#### Input records ####
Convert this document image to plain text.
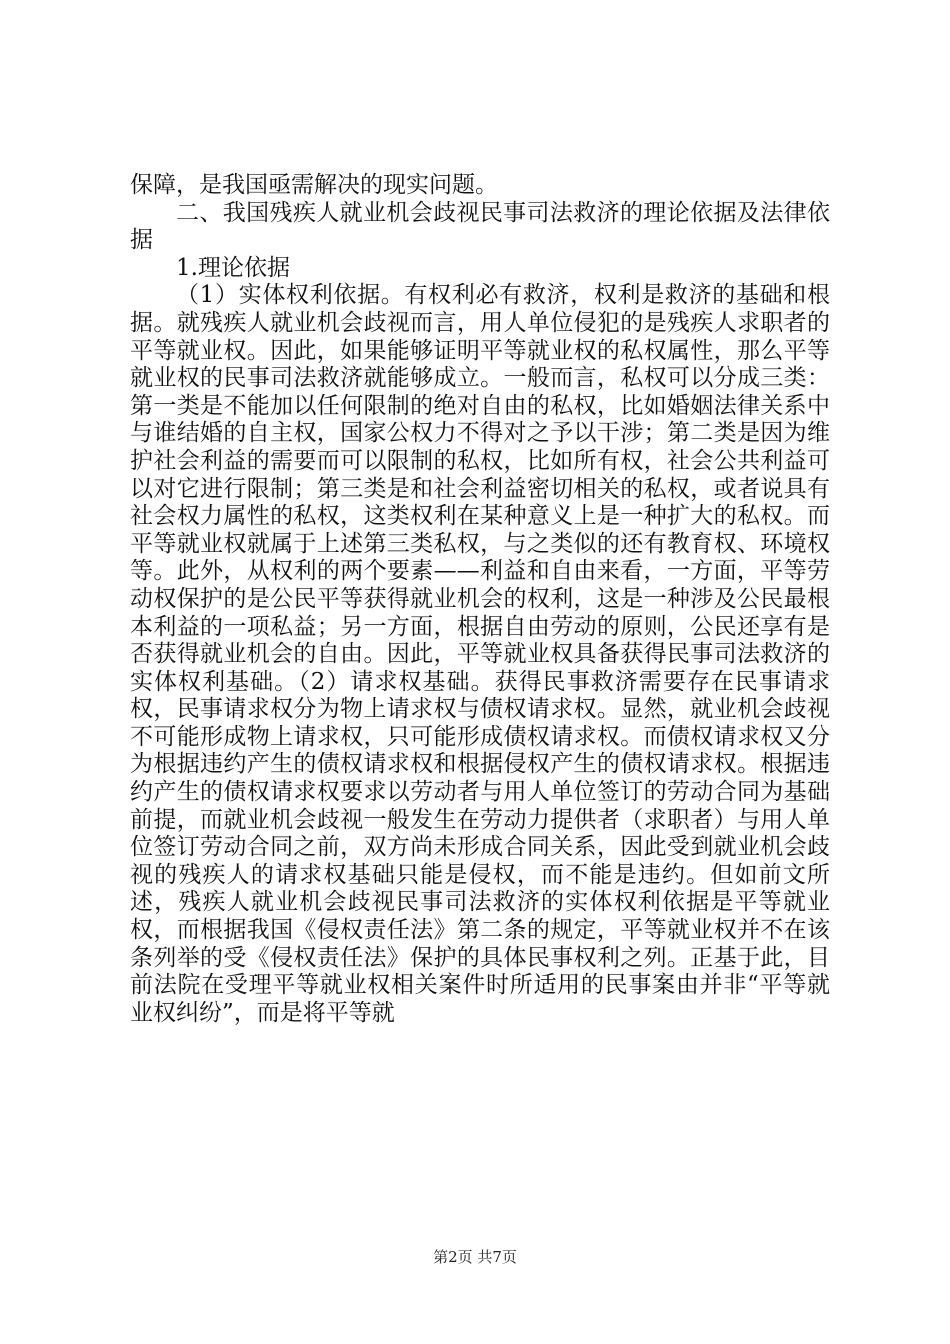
保障，是我国亟需解决的现实问题。

二、我国残疾人就业机会歧视民事司法救济的理论依据及法律依据

1.理论依据

（1）实体权利依据。有权利必有救济，权利是救济的基础和根据。就残疾人就业机会歧视而言，用人单位侵犯的是残疾人求职者的平等就业权。因此，如果能够证明平等就业权的私权属性，那么平等就业权的民事司法救济就能够成立。一般而言，私权可以分成三类：第一类是不能加以任何限制的绝对自由的私权，比如婚姻法律关系中与谁结婚的自主权，国家公权力不得对之予以干涉；第二类是因为维护社会利益的需要而可以限制的私权，比如所有权，社会公共利益可以对它进行限制；第三类是和社会利益密切相关的私权，或者说具有社会权力属性的私权，这类权利在某种意义上是一种扩大的私权。而平等就业权就属于上述第三类私权，与之类似的还有教育权、环境权等。此外，从权利的两个要素——利益和自由来看，一方面，平等劳动权保护的是公民平等获得就业机会的权利，这是一种涉及公民最根本利益的一项私益；另一方面，根据自由劳动的原则，公民还享有是否获得就业机会的自由。因此，平等就业权具备获得民事司法救济的实体权利基础。（2）请求权基础。获得民事救济需要存在民事请求权，民事请求权分为物上请求权与债权请求权。显然，就业机会歧视不可能形成物上请求权，只可能形成债权请求权。而债权请求权又分为根据违约产生的债权请求权和根据侵权产生的债权请求权。根据违约产生的债权请求权要求以劳动者与用人单位签订的劳动合同为基础前提，而就业机会歧视一般发生在劳动力提供者（求职者）与用人单位签订劳动合同之前，双方尚未形成合同关系，因此受到就业机会歧视的残疾人的请求权基础只能是侵权，而不能是违约。但如前文所述，残疾人就业机会歧视民事司法救济的实体权利依据是平等就业权，而根据我国《侵权责任法》第二条的规定，平等就业权并不在该条列举的受《侵权责任法》保护的具体民事权利之列。正基于此，目前法院在受理平等就业权相关案件时所适用的民事案由并非“平等就业权纠纷”，而是将平等就

第2页 共7页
####
• Task to complete: Copy the listing exactly. Any image in it stays out of the copy.

• Exercise answer:
Convert this document image to plain text.
保障，是我国亟需解决的现实问题。

二、我国残疾人就业机会歧视民事司法救济的理论依据及法律依据

1.理论依据

（1）实体权利依据。有权利必有救济，权利是救济的基础和根据。就残疾人就业机会歧视而言，用人单位侵犯的是残疾人求职者的平等就业权。因此，如果能够证明平等就业权的私权属性，那么平等就业权的民事司法救济就能够成立。一般而言，私权可以分成三类：第一类是不能加以任何限制的绝对自由的私权，比如婚姻法律关系中与谁结婚的自主权，国家公权力不得对之予以干涉；第二类是因为维护社会利益的需要而可以限制的私权，比如所有权，社会公共利益可以对它进行限制；第三类是和社会利益密切相关的私权，或者说具有社会权力属性的私权，这类权利在某种意义上是一种扩大的私权。而平等就业权就属于上述第三类私权，与之类似的还有教育权、环境权等。此外，从权利的两个要素——利益和自由来看，一方面，平等劳动权保护的是公民平等获得就业机会的权利，这是一种涉及公民最根本利益的一项私益；另一方面，根据自由劳动的原则，公民还享有是否获得就业机会的自由。因此，平等就业权具备获得民事司法救济的实体权利基础。（2）请求权基础。获得民事救济需要存在民事请求权，民事请求权分为物上请求权与债权请求权。显然，就业机会歧视不可能形成物上请求权，只可能形成债权请求权。而债权请求权又分为根据违约产生的债权请求权和根据侵权产生的债权请求权。根据违约产生的债权请求权要求以劳动者与用人单位签订的劳动合同为基础前提，而就业机会歧视一般发生在劳动力提供者（求职者）与用人单位签订劳动合同之前，双方尚未形成合同关系，因此受到就业机会歧视的残疾人的请求权基础只能是侵权，而不能是违约。但如前文所述，残疾人就业机会歧视民事司法救济的实体权利依据是平等就业权，而根据我国《侵权责任法》第二条的规定，平等就业权并不在该条列举的受《侵权责任法》保护的具体民事权利之列。正基于此，目前法院在受理平等就业权相关案件时所适用的民事案由并非“平等就业权纠纷”，而是将平等就

第2页 共7页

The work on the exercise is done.